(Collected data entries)
=====

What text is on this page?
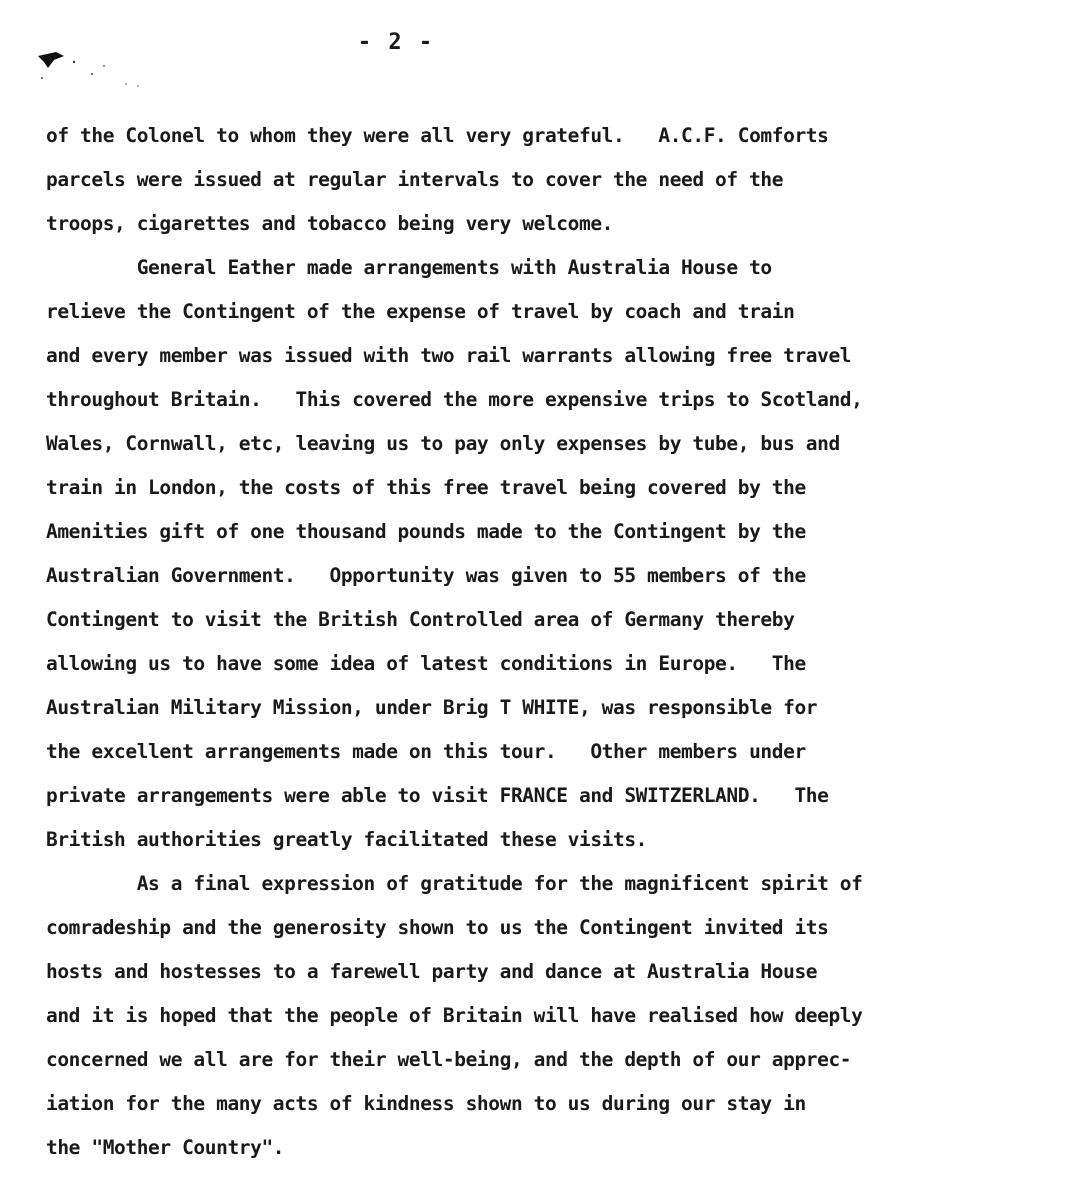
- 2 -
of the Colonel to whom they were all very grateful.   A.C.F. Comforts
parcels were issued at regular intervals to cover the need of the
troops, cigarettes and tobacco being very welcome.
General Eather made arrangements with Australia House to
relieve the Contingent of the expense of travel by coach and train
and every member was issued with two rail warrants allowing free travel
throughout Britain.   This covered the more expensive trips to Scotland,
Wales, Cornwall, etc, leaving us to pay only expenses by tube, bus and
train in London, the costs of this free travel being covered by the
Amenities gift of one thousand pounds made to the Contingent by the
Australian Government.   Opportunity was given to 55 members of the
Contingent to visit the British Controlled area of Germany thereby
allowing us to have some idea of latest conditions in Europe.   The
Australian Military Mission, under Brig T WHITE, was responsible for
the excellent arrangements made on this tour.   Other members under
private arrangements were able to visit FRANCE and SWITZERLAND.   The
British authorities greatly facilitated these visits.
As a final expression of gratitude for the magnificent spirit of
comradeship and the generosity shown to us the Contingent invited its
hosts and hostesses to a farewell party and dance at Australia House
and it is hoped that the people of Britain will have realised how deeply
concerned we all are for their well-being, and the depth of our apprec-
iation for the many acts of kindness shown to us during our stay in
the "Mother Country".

=====

_WHAT YOU NEED TO DO:_ Pick out the lines that have the word "allowing". Copy them all.

_THE SOLUTION:_
and every member was issued with two rail warrants allowing free travel
allowing us to have some idea of latest conditions in Europe.   The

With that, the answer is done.